**WHAT IS EXPECTED**
Can you write out the whole listing exactly?

Records that describe figures:
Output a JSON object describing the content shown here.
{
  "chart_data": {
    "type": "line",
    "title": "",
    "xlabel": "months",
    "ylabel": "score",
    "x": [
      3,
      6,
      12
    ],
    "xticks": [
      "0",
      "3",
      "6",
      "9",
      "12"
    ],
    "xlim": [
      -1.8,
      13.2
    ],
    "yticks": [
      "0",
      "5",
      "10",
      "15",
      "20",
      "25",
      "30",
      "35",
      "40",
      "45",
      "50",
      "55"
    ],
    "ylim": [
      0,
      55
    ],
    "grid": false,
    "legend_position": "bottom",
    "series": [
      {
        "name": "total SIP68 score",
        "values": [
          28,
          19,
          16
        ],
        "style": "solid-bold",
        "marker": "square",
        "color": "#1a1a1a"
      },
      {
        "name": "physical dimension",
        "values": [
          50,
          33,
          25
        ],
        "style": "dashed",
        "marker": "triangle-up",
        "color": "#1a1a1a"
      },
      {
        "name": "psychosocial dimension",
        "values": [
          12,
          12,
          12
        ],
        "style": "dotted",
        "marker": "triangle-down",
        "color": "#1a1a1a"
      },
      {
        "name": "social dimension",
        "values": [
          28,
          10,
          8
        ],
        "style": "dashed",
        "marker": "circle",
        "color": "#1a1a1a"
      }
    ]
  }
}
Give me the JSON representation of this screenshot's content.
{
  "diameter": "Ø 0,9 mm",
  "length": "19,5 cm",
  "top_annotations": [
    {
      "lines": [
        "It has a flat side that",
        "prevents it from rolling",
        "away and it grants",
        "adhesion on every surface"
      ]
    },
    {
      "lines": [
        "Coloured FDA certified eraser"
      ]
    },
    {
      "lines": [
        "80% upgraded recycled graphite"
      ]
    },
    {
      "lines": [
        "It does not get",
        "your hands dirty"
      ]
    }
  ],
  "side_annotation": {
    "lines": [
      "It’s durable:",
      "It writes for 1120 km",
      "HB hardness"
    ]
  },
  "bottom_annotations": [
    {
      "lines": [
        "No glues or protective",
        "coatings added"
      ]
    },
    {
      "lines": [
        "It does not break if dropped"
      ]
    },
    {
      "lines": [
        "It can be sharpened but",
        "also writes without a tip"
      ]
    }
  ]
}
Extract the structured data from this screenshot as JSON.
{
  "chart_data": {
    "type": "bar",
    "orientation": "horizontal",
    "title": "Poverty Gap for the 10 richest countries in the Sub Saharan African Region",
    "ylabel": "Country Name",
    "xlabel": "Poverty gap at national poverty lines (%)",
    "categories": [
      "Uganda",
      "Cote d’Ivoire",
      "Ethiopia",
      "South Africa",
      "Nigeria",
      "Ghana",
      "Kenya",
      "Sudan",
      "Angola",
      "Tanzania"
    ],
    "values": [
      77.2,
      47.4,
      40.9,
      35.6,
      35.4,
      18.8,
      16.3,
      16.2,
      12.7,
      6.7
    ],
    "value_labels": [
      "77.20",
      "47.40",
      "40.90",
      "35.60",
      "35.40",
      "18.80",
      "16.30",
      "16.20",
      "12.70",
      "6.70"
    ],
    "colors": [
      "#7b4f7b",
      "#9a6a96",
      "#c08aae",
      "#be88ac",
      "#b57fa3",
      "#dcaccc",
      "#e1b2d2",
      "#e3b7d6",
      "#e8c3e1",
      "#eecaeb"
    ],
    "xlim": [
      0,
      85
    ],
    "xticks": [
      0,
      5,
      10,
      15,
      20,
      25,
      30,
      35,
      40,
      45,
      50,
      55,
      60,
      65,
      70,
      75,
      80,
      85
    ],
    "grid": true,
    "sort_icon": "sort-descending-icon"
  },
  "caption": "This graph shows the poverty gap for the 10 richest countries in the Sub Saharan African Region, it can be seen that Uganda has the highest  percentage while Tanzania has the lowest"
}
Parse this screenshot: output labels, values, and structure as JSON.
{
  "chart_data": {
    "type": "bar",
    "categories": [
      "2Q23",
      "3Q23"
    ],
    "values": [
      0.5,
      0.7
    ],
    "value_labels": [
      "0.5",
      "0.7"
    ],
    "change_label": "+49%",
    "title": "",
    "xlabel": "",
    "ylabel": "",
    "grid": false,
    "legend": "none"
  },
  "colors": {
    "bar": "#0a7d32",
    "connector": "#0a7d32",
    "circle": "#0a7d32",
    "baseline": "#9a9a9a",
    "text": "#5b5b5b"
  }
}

**REPLY TO THE EXERCISE**
Output a JSON object describing the content shown here.
{
  "chart_data": {
    "type": "line",
    "title": "",
    "xlabel": "months",
    "ylabel": "score",
    "x": [
      3,
      6,
      12
    ],
    "xticks": [
      "0",
      "3",
      "6",
      "9",
      "12"
    ],
    "xlim": [
      -1.8,
      13.2
    ],
    "yticks": [
      "0",
      "5",
      "10",
      "15",
      "20",
      "25",
      "30",
      "35",
      "40",
      "45",
      "50",
      "55"
    ],
    "ylim": [
      0,
      55
    ],
    "grid": false,
    "legend_position": "bottom",
    "series": [
      {
        "name": "total SIP68 score",
        "values": [
          28,
          19,
          16
        ],
        "style": "solid-bold",
        "marker": "square",
        "color": "#1a1a1a"
      },
      {
        "name": "physical dimension",
        "values": [
          50,
          33,
          25
        ],
        "style": "dashed",
        "marker": "triangle-up",
        "color": "#1a1a1a"
      },
      {
        "name": "psychosocial dimension",
        "values": [
          12,
          12,
          12
        ],
        "style": "dotted",
        "marker": "triangle-down",
        "color": "#1a1a1a"
      },
      {
        "name": "social dimension",
        "values": [
          28,
          10,
          8
        ],
        "style": "dashed",
        "marker": "circle",
        "color": "#1a1a1a"
      }
    ]
  }
}
Give me the JSON representation of this screenshot's content.
{
  "diameter": "Ø 0,9 mm",
  "length": "19,5 cm",
  "top_annotations": [
    {
      "lines": [
        "It has a flat side that",
        "prevents it from rolling",
        "away and it grants",
        "adhesion on every surface"
      ]
    },
    {
      "lines": [
        "Coloured FDA certified eraser"
      ]
    },
    {
      "lines": [
        "80% upgraded recycled graphite"
      ]
    },
    {
      "lines": [
        "It does not get",
        "your hands dirty"
      ]
    }
  ],
  "side_annotation": {
    "lines": [
      "It’s durable:",
      "It writes for 1120 km",
      "HB hardness"
    ]
  },
  "bottom_annotations": [
    {
      "lines": [
        "No glues or protective",
        "coatings added"
      ]
    },
    {
      "lines": [
        "It does not break if dropped"
      ]
    },
    {
      "lines": [
        "It can be sharpened but",
        "also writes without a tip"
      ]
    }
  ]
}
Extract the structured data from this screenshot as JSON.
{
  "chart_data": {
    "type": "bar",
    "orientation": "horizontal",
    "title": "Poverty Gap for the 10 richest countries in the Sub Saharan African Region",
    "ylabel": "Country Name",
    "xlabel": "Poverty gap at national poverty lines (%)",
    "categories": [
      "Uganda",
      "Cote d’Ivoire",
      "Ethiopia",
      "South Africa",
      "Nigeria",
      "Ghana",
      "Kenya",
      "Sudan",
      "Angola",
      "Tanzania"
    ],
    "values": [
      77.2,
      47.4,
      40.9,
      35.6,
      35.4,
      18.8,
      16.3,
      16.2,
      12.7,
      6.7
    ],
    "value_labels": [
      "77.20",
      "47.40",
      "40.90",
      "35.60",
      "35.40",
      "18.80",
      "16.30",
      "16.20",
      "12.70",
      "6.70"
    ],
    "colors": [
      "#7b4f7b",
      "#9a6a96",
      "#c08aae",
      "#be88ac",
      "#b57fa3",
      "#dcaccc",
      "#e1b2d2",
      "#e3b7d6",
      "#e8c3e1",
      "#eecaeb"
    ],
    "xlim": [
      0,
      85
    ],
    "xticks": [
      0,
      5,
      10,
      15,
      20,
      25,
      30,
      35,
      40,
      45,
      50,
      55,
      60,
      65,
      70,
      75,
      80,
      85
    ],
    "grid": true,
    "sort_icon": "sort-descending-icon"
  },
  "caption": "This graph shows the poverty gap for the 10 richest countries in the Sub Saharan African Region, it can be seen that Uganda has the highest  percentage while Tanzania has the lowest"
}
Parse this screenshot: output labels, values, and structure as JSON.
{
  "chart_data": {
    "type": "bar",
    "categories": [
      "2Q23",
      "3Q23"
    ],
    "values": [
      0.5,
      0.7
    ],
    "value_labels": [
      "0.5",
      "0.7"
    ],
    "change_label": "+49%",
    "title": "",
    "xlabel": "",
    "ylabel": "",
    "grid": false,
    "legend": "none"
  },
  "colors": {
    "bar": "#0a7d32",
    "connector": "#0a7d32",
    "circle": "#0a7d32",
    "baseline": "#9a9a9a",
    "text": "#5b5b5b"
  }
}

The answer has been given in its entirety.